Exercise description
Say how many lines hold the string "JSON", and nothing more.

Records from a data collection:
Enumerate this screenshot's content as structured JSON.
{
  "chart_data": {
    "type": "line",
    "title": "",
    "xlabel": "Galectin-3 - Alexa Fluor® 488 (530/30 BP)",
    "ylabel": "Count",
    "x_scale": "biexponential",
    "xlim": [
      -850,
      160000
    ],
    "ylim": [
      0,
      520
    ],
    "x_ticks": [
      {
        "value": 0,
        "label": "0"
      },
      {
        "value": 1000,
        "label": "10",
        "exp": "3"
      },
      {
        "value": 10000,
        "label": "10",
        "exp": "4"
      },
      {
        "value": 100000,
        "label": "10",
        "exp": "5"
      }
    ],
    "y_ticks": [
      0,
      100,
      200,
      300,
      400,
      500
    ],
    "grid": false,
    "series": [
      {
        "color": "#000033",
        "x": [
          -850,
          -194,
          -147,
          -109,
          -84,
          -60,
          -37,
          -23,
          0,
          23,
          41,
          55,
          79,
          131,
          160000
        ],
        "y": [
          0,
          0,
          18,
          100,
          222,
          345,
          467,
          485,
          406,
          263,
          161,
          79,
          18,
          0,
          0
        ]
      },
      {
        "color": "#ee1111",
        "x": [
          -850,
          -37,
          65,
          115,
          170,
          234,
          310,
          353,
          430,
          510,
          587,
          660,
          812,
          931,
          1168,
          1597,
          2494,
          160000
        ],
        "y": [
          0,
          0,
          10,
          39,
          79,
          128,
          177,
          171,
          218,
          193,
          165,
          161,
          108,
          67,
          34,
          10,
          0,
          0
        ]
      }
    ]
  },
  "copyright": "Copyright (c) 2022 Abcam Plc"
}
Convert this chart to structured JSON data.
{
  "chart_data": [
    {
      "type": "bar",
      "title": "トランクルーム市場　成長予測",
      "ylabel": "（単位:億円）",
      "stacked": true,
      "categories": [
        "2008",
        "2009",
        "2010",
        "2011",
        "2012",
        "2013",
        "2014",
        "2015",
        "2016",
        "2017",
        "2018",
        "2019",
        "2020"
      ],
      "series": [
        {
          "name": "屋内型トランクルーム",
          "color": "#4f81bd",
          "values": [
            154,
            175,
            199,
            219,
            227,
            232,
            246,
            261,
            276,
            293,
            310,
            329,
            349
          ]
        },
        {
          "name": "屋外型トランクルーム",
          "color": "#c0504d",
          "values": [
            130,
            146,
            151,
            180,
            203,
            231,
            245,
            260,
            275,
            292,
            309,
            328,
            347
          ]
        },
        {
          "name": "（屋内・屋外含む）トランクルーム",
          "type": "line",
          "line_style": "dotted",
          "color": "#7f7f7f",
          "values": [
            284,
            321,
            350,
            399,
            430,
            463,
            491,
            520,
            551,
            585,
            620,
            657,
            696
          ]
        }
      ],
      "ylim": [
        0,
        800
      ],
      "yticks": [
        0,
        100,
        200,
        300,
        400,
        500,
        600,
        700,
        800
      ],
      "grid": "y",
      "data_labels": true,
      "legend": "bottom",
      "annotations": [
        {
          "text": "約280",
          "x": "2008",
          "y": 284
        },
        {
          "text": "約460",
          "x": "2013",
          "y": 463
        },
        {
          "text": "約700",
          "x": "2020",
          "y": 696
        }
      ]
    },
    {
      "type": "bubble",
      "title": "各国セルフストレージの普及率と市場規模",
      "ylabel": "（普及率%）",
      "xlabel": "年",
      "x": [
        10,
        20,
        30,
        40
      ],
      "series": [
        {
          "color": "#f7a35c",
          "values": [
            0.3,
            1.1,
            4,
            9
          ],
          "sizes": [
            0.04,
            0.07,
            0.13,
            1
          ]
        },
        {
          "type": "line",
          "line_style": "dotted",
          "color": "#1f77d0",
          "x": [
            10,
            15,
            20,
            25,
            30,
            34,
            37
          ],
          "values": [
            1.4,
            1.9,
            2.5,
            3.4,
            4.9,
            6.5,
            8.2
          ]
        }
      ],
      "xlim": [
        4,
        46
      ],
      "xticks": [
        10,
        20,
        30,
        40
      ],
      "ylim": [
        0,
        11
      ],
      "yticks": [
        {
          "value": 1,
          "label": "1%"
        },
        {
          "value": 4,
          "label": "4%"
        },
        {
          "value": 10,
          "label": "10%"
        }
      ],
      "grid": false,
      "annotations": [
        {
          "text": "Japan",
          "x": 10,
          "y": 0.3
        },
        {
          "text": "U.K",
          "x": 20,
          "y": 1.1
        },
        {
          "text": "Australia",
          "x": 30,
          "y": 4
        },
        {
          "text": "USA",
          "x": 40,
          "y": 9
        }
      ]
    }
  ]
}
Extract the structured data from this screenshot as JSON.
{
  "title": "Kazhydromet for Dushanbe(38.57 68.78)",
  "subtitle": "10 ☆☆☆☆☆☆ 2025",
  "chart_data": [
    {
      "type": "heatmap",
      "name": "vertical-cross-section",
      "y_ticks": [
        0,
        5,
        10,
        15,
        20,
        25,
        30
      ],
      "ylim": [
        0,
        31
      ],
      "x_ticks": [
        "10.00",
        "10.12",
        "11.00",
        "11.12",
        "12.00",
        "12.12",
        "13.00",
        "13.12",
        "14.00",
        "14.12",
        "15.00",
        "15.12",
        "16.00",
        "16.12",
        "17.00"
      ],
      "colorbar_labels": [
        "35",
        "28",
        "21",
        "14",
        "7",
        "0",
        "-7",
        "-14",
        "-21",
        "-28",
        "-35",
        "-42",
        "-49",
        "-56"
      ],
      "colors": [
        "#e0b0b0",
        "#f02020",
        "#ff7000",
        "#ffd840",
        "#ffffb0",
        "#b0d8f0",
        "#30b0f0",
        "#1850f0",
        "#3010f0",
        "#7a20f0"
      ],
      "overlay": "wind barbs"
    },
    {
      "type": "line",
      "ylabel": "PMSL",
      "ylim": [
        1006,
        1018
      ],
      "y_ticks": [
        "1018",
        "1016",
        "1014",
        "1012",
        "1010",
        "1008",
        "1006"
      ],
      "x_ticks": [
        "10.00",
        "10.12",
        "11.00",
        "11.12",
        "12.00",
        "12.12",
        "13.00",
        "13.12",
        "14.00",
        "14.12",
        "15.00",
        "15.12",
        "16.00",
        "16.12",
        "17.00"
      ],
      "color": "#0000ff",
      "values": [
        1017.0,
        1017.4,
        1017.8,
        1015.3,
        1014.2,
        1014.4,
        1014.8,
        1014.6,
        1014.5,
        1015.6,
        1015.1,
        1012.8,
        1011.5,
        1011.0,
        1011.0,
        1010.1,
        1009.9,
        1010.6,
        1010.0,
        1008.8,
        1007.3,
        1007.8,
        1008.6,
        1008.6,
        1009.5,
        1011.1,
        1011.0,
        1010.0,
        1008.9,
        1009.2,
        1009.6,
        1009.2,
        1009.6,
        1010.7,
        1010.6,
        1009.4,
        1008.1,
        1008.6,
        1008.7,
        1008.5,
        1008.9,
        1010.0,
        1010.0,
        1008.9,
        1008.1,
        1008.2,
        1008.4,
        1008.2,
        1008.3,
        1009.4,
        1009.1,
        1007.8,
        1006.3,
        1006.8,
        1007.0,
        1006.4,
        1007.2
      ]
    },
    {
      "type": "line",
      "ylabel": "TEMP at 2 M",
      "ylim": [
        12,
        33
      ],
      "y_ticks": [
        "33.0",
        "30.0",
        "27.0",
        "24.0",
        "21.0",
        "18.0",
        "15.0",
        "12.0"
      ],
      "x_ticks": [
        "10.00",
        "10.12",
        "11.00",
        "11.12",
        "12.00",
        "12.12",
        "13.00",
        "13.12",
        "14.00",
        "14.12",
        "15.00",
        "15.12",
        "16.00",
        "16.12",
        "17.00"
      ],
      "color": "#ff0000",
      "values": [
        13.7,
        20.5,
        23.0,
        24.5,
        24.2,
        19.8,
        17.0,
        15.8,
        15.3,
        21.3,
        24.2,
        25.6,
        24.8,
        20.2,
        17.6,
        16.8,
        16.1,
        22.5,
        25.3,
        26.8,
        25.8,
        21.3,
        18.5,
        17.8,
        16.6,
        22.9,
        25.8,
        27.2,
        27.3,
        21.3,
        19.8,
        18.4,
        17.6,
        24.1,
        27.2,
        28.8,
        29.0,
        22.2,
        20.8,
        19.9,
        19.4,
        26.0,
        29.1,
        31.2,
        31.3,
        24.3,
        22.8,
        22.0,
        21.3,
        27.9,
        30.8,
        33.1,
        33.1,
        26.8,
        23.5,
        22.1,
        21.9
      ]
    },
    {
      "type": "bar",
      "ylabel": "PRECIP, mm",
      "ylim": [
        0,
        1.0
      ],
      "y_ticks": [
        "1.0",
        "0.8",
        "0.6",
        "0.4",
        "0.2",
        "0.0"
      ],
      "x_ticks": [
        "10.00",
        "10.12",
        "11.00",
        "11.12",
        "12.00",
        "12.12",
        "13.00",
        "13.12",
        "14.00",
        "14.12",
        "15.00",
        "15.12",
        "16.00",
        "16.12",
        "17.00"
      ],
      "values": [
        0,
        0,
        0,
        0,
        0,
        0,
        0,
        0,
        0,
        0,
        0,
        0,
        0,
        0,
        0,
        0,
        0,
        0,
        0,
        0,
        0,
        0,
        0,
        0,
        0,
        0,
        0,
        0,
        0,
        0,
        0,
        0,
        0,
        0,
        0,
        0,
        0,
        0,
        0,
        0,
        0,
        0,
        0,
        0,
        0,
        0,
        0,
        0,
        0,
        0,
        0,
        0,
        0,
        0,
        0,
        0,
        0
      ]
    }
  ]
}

Expected answer
3